__Given exercise__
Restate the listing that follows word for word, without its pictures.

Figure content listings:
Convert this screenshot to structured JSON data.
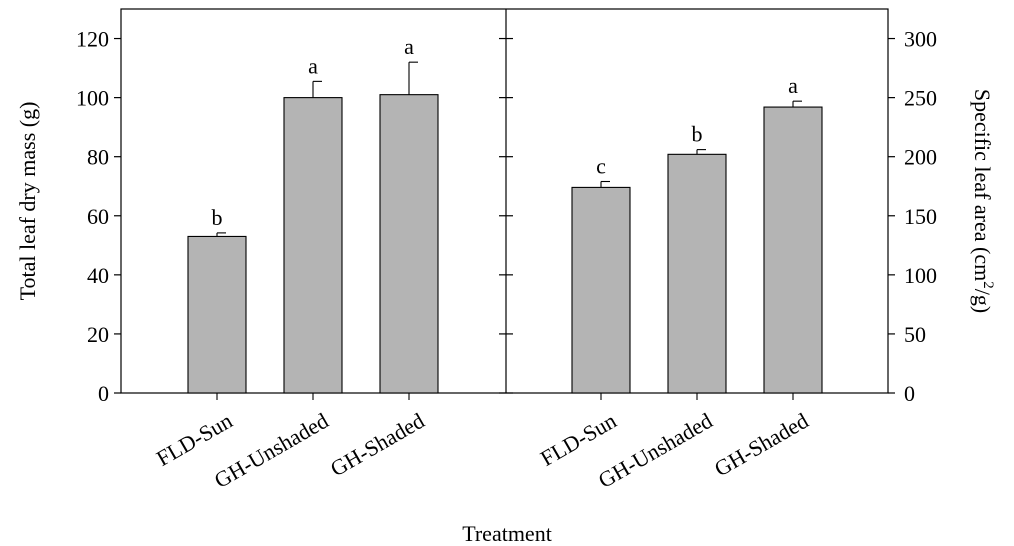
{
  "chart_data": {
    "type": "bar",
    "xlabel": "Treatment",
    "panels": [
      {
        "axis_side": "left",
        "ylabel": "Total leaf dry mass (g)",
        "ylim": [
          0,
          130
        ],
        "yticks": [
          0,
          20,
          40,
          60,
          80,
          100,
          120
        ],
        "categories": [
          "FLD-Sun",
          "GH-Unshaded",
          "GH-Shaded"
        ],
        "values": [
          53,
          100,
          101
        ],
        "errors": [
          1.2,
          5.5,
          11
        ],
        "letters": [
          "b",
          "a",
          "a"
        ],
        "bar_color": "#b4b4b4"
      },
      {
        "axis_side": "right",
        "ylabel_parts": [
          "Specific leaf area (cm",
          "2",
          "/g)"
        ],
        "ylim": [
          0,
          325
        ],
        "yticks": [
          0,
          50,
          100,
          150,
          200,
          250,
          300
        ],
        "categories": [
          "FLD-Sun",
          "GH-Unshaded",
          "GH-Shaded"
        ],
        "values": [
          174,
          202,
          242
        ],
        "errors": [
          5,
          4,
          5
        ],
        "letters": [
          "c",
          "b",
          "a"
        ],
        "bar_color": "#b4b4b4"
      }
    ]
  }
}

__Exercise output__
Convert this screenshot to structured JSON data.
{
  "chart_data": {
    "type": "bar",
    "xlabel": "Treatment",
    "panels": [
      {
        "axis_side": "left",
        "ylabel": "Total leaf dry mass (g)",
        "ylim": [
          0,
          130
        ],
        "yticks": [
          0,
          20,
          40,
          60,
          80,
          100,
          120
        ],
        "categories": [
          "FLD-Sun",
          "GH-Unshaded",
          "GH-Shaded"
        ],
        "values": [
          53,
          100,
          101
        ],
        "errors": [
          1.2,
          5.5,
          11
        ],
        "letters": [
          "b",
          "a",
          "a"
        ],
        "bar_color": "#b4b4b4"
      },
      {
        "axis_side": "right",
        "ylabel_parts": [
          "Specific leaf area (cm",
          "2",
          "/g)"
        ],
        "ylim": [
          0,
          325
        ],
        "yticks": [
          0,
          50,
          100,
          150,
          200,
          250,
          300
        ],
        "categories": [
          "FLD-Sun",
          "GH-Unshaded",
          "GH-Shaded"
        ],
        "values": [
          174,
          202,
          242
        ],
        "errors": [
          5,
          4,
          5
        ],
        "letters": [
          "c",
          "b",
          "a"
        ],
        "bar_color": "#b4b4b4"
      }
    ]
  }
}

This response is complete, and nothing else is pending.